# [Task to carry out]
The records follow. Transcribe only the lines from the line containing "Enumerate this screenshot's" through the end, both ends included, and leave out the pictures.

[Data tied to figure images]
════════════════════

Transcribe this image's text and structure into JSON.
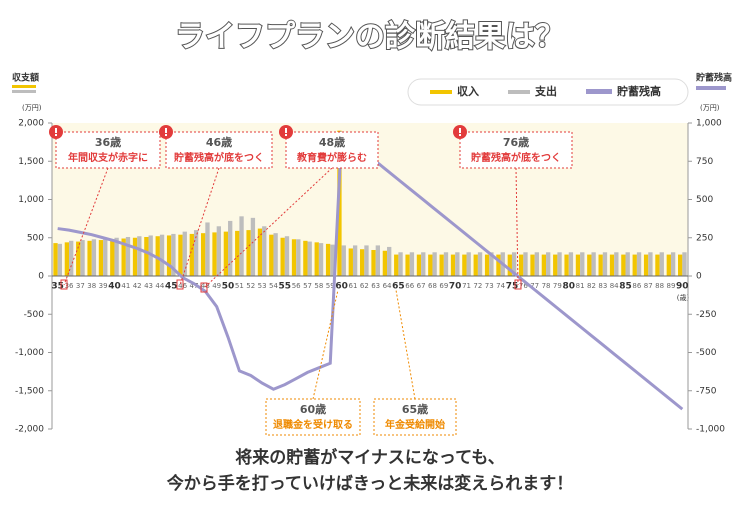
{
  "chart_data": {
    "type": "bar_line",
    "title": "ライフプランの診断結果は？",
    "y_label": "収支額",
    "y_unit": "(万円)",
    "y2_label": "貯蓄残高",
    "y2_unit": "(万円)",
    "x_unit": "(歳)",
    "categories": [
      "35",
      "36",
      "37",
      "38",
      "39",
      "40",
      "41",
      "42",
      "43",
      "44",
      "45",
      "46",
      "47",
      "48",
      "49",
      "50",
      "51",
      "52",
      "53",
      "54",
      "55",
      "56",
      "57",
      "58",
      "59",
      "60",
      "61",
      "62",
      "63",
      "64",
      "65",
      "66",
      "67",
      "68",
      "69",
      "70",
      "71",
      "72",
      "73",
      "74",
      "75",
      "76",
      "77",
      "78",
      "79",
      "80",
      "81",
      "82",
      "83",
      "84",
      "85",
      "86",
      "87",
      "88",
      "89",
      "90"
    ],
    "series": [
      {
        "name": "収入",
        "type": "bar",
        "color": "#f2c500",
        "values": [
          430,
          440,
          450,
          460,
          470,
          480,
          490,
          500,
          510,
          520,
          530,
          540,
          550,
          560,
          570,
          580,
          590,
          600,
          620,
          540,
          500,
          480,
          460,
          440,
          420,
          1900,
          360,
          350,
          340,
          330,
          280,
          280,
          280,
          280,
          280,
          280,
          280,
          280,
          280,
          280,
          280,
          280,
          280,
          280,
          280,
          280,
          280,
          280,
          280,
          280,
          280,
          280,
          280,
          280,
          280,
          280
        ]
      },
      {
        "name": "支出",
        "type": "bar",
        "color": "#bdbdbd",
        "values": [
          420,
          460,
          470,
          480,
          490,
          500,
          510,
          520,
          530,
          540,
          550,
          580,
          600,
          700,
          650,
          720,
          780,
          760,
          650,
          560,
          520,
          480,
          450,
          430,
          410,
          400,
          400,
          400,
          400,
          380,
          310,
          310,
          310,
          310,
          310,
          310,
          310,
          310,
          310,
          310,
          310,
          310,
          310,
          310,
          310,
          310,
          310,
          310,
          310,
          310,
          310,
          310,
          310,
          310,
          310,
          310
        ]
      },
      {
        "name": "貯蓄残高",
        "type": "line",
        "axis": "y2",
        "color": "#9d97cc",
        "values": [
          310,
          300,
          285,
          270,
          250,
          230,
          205,
          180,
          150,
          110,
          60,
          -10,
          -50,
          -100,
          -200,
          -400,
          -620,
          -650,
          -700,
          -740,
          -710,
          -670,
          -630,
          -600,
          -570,
          930,
          870,
          810,
          750,
          690,
          630,
          570,
          510,
          450,
          390,
          330,
          270,
          210,
          150,
          90,
          30,
          -30,
          -90,
          -150,
          -210,
          -270,
          -330,
          -390,
          -450,
          -510,
          -570,
          -630,
          -690,
          -750,
          -810,
          -870
        ]
      }
    ],
    "ylim": [
      -2000,
      2000
    ],
    "yticks": [
      {
        "value": -2000,
        "label": "-2,000"
      },
      {
        "value": -1500,
        "label": "-1,500"
      },
      {
        "value": -1000,
        "label": "-1,000"
      },
      -500,
      0,
      500,
      {
        "value": 1000,
        "label": "1,000"
      },
      {
        "value": 1500,
        "label": "1,500"
      },
      {
        "value": 2000,
        "label": "2,000"
      }
    ],
    "y2lim": [
      -1000,
      1000
    ],
    "y2ticks": [
      {
        "value": -1000,
        "label": "-1,000"
      },
      -750,
      -500,
      -250,
      0,
      250,
      500,
      750,
      {
        "value": 1000,
        "label": "1,000"
      }
    ],
    "annotations": [
      {
        "label": "36歳",
        "text": "年間収支が赤字に"
      },
      {
        "label": "46歳",
        "text": "貯蓄残高が底をつく"
      },
      {
        "label": "48歳",
        "text": "教育費が膨らむ"
      },
      {
        "label": "76歳",
        "text": "貯蓄残高が底をつく"
      },
      {
        "label": "60歳",
        "text": "退職金を受け取る"
      },
      {
        "label": "65歳",
        "text": "年金受給開始"
      }
    ],
    "footer": [
      "将来の貯蓄がマイナスになっても、",
      "今から手を打っていけばきっと未来は変えられます！"
    ]
  }
}
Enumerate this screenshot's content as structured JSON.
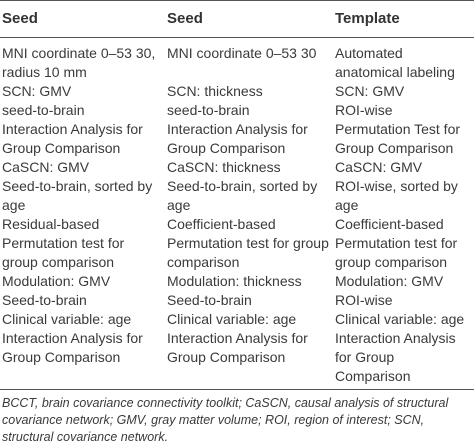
{
  "table": {
    "headers": [
      "Seed",
      "Seed",
      "Template"
    ],
    "rows": [
      [
        "MNI coordinate 0–53 30, radius 10 mm",
        "MNI coordinate 0–53 30",
        "Automated anatomical labeling"
      ],
      [
        "SCN: GMV",
        "SCN: thickness",
        "SCN: GMV"
      ],
      [
        "seed-to-brain",
        "seed-to-brain",
        "ROI-wise"
      ],
      [
        "Interaction Analysis for Group Comparison",
        "Interaction Analysis for Group Comparison",
        "Permutation Test for Group Comparison"
      ],
      [
        "CaSCN: GMV",
        "CaSCN: thickness",
        "CaSCN: GMV"
      ],
      [
        "Seed-to-brain, sorted by age",
        "Seed-to-brain, sorted by age",
        "ROI-wise, sorted by age"
      ],
      [
        "Residual-based",
        "Coefficient-based",
        "Coefficient-based"
      ],
      [
        "Permutation test for group comparison",
        "Permutation test for group comparison",
        "Permutation test for group comparison"
      ],
      [
        "Modulation: GMV",
        "Modulation: thickness",
        "Modulation: GMV"
      ],
      [
        "Seed-to-brain",
        "Seed-to-brain",
        "ROI-wise"
      ],
      [
        "Clinical variable: age",
        "Clinical variable: age",
        "Clinical variable: age"
      ],
      [
        "Interaction Analysis for Group Comparison",
        "Interaction Analysis for Group Comparison",
        "Interaction Analysis for Group Comparison"
      ]
    ]
  },
  "footnote": "BCCT, brain covariance connectivity toolkit; CaSCN, causal analysis of structural covariance network; GMV, gray matter volume; ROI, region of interest; SCN, structural covariance network."
}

════════════════════

# [Task result]
Enumerate this screenshot's content as structured JSON.
{
  "table": {
    "headers": [
      "Seed",
      "Seed",
      "Template"
    ],
    "rows": [
      [
        "MNI coordinate 0–53 30, radius 10 mm",
        "MNI coordinate 0–53 30",
        "Automated anatomical labeling"
      ],
      [
        "SCN: GMV",
        "SCN: thickness",
        "SCN: GMV"
      ],
      [
        "seed-to-brain",
        "seed-to-brain",
        "ROI-wise"
      ],
      [
        "Interaction Analysis for Group Comparison",
        "Interaction Analysis for Group Comparison",
        "Permutation Test for Group Comparison"
      ],
      [
        "CaSCN: GMV",
        "CaSCN: thickness",
        "CaSCN: GMV"
      ],
      [
        "Seed-to-brain, sorted by age",
        "Seed-to-brain, sorted by age",
        "ROI-wise, sorted by age"
      ],
      [
        "Residual-based",
        "Coefficient-based",
        "Coefficient-based"
      ],
      [
        "Permutation test for group comparison",
        "Permutation test for group comparison",
        "Permutation test for group comparison"
      ],
      [
        "Modulation: GMV",
        "Modulation: thickness",
        "Modulation: GMV"
      ],
      [
        "Seed-to-brain",
        "Seed-to-brain",
        "ROI-wise"
      ],
      [
        "Clinical variable: age",
        "Clinical variable: age",
        "Clinical variable: age"
      ],
      [
        "Interaction Analysis for Group Comparison",
        "Interaction Analysis for Group Comparison",
        "Interaction Analysis for Group Comparison"
      ]
    ]
  },
  "footnote": "BCCT, brain covariance connectivity toolkit; CaSCN, causal analysis of structural covariance network; GMV, gray matter volume; ROI, region of interest; SCN, structural covariance network."
}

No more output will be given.